◆ Problem ◆
An exact copy of the records is required, minus the pictures they hold.

◆ Given records ◆
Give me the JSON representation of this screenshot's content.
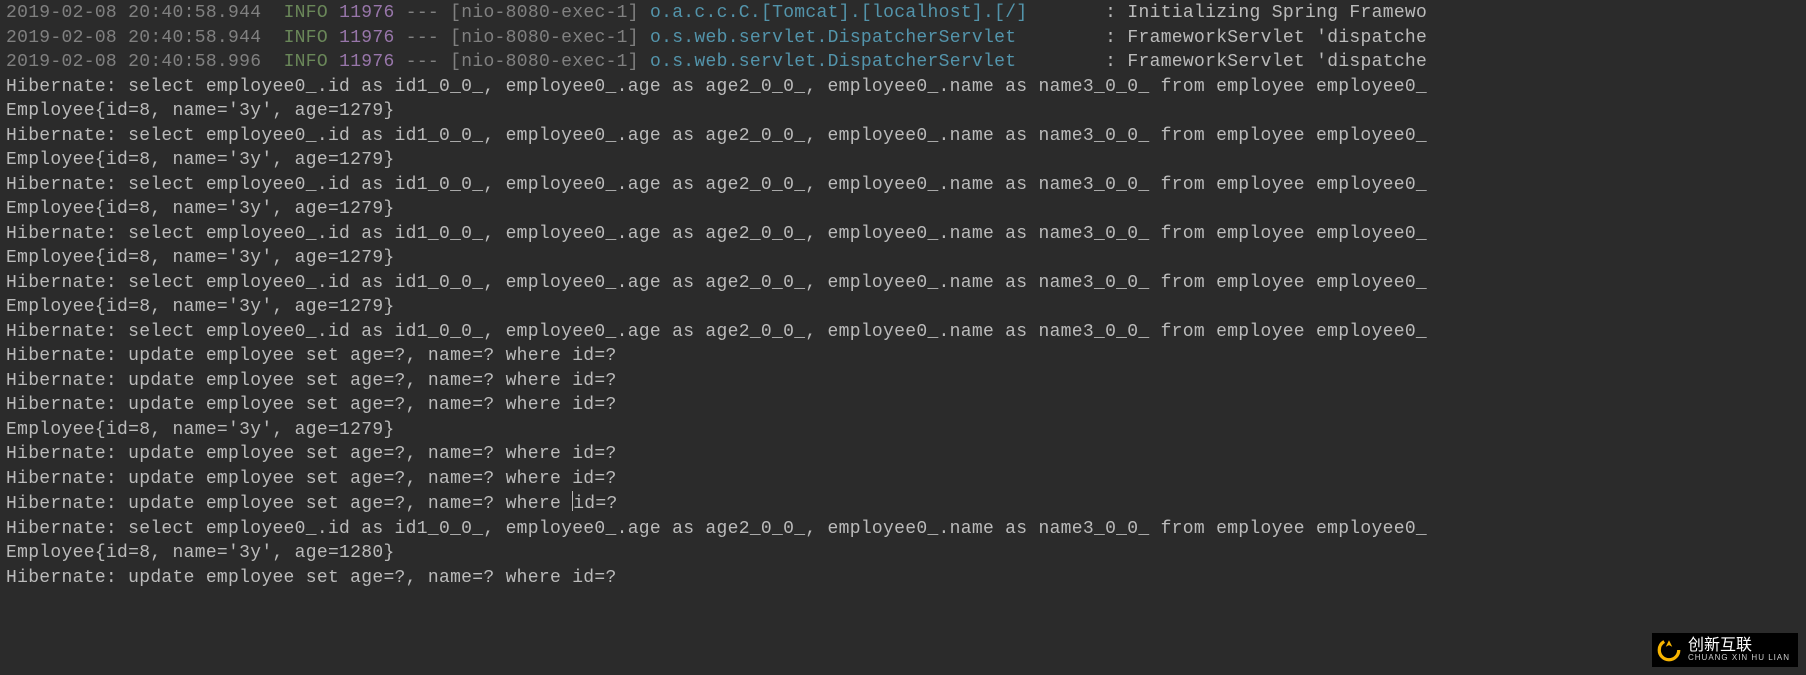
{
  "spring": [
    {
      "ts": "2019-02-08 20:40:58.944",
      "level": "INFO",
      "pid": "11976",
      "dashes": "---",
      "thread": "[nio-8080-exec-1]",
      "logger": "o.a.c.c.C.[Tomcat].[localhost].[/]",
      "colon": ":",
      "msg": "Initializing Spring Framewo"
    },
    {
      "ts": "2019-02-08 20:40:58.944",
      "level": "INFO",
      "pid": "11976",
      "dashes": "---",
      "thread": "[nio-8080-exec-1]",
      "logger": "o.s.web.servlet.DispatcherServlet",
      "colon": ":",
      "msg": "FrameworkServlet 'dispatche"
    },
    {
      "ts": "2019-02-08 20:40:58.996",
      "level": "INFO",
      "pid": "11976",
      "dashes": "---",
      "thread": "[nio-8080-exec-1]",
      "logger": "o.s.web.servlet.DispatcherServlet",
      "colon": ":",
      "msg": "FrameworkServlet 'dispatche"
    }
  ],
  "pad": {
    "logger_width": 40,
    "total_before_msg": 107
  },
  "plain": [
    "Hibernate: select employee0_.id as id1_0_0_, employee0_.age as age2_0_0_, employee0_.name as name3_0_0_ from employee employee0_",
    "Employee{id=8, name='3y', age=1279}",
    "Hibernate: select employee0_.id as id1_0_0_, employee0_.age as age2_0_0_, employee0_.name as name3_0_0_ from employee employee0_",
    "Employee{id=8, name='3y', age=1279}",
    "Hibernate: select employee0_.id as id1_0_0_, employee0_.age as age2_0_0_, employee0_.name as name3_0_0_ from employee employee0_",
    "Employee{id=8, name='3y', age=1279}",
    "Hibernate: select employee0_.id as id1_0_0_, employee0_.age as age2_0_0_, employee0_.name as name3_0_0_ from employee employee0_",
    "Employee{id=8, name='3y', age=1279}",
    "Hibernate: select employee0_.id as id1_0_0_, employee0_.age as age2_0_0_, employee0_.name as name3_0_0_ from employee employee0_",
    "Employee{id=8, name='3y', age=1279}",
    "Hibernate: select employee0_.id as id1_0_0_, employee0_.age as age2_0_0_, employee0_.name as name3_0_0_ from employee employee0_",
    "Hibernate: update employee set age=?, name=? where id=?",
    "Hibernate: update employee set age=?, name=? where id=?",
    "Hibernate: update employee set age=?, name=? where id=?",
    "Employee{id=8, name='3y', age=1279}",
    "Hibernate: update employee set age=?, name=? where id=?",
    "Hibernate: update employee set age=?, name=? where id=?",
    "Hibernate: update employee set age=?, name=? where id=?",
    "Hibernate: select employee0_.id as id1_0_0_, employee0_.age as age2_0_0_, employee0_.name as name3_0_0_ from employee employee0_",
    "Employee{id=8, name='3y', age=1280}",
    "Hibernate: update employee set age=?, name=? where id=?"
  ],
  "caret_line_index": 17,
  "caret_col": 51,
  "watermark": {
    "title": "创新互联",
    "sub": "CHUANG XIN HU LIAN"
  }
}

◆ The result ◆
Give me the JSON representation of this screenshot's content.
{
  "spring": [
    {
      "ts": "2019-02-08 20:40:58.944",
      "level": "INFO",
      "pid": "11976",
      "dashes": "---",
      "thread": "[nio-8080-exec-1]",
      "logger": "o.a.c.c.C.[Tomcat].[localhost].[/]",
      "colon": ":",
      "msg": "Initializing Spring Framewo"
    },
    {
      "ts": "2019-02-08 20:40:58.944",
      "level": "INFO",
      "pid": "11976",
      "dashes": "---",
      "thread": "[nio-8080-exec-1]",
      "logger": "o.s.web.servlet.DispatcherServlet",
      "colon": ":",
      "msg": "FrameworkServlet 'dispatche"
    },
    {
      "ts": "2019-02-08 20:40:58.996",
      "level": "INFO",
      "pid": "11976",
      "dashes": "---",
      "thread": "[nio-8080-exec-1]",
      "logger": "o.s.web.servlet.DispatcherServlet",
      "colon": ":",
      "msg": "FrameworkServlet 'dispatche"
    }
  ],
  "pad": {
    "logger_width": 40,
    "total_before_msg": 107
  },
  "plain": [
    "Hibernate: select employee0_.id as id1_0_0_, employee0_.age as age2_0_0_, employee0_.name as name3_0_0_ from employee employee0_",
    "Employee{id=8, name='3y', age=1279}",
    "Hibernate: select employee0_.id as id1_0_0_, employee0_.age as age2_0_0_, employee0_.name as name3_0_0_ from employee employee0_",
    "Employee{id=8, name='3y', age=1279}",
    "Hibernate: select employee0_.id as id1_0_0_, employee0_.age as age2_0_0_, employee0_.name as name3_0_0_ from employee employee0_",
    "Employee{id=8, name='3y', age=1279}",
    "Hibernate: select employee0_.id as id1_0_0_, employee0_.age as age2_0_0_, employee0_.name as name3_0_0_ from employee employee0_",
    "Employee{id=8, name='3y', age=1279}",
    "Hibernate: select employee0_.id as id1_0_0_, employee0_.age as age2_0_0_, employee0_.name as name3_0_0_ from employee employee0_",
    "Employee{id=8, name='3y', age=1279}",
    "Hibernate: select employee0_.id as id1_0_0_, employee0_.age as age2_0_0_, employee0_.name as name3_0_0_ from employee employee0_",
    "Hibernate: update employee set age=?, name=? where id=?",
    "Hibernate: update employee set age=?, name=? where id=?",
    "Hibernate: update employee set age=?, name=? where id=?",
    "Employee{id=8, name='3y', age=1279}",
    "Hibernate: update employee set age=?, name=? where id=?",
    "Hibernate: update employee set age=?, name=? where id=?",
    "Hibernate: update employee set age=?, name=? where id=?",
    "Hibernate: select employee0_.id as id1_0_0_, employee0_.age as age2_0_0_, employee0_.name as name3_0_0_ from employee employee0_",
    "Employee{id=8, name='3y', age=1280}",
    "Hibernate: update employee set age=?, name=? where id=?"
  ],
  "caret_line_index": 17,
  "caret_col": 51,
  "watermark": {
    "title": "创新互联",
    "sub": "CHUANG XIN HU LIAN"
  }
}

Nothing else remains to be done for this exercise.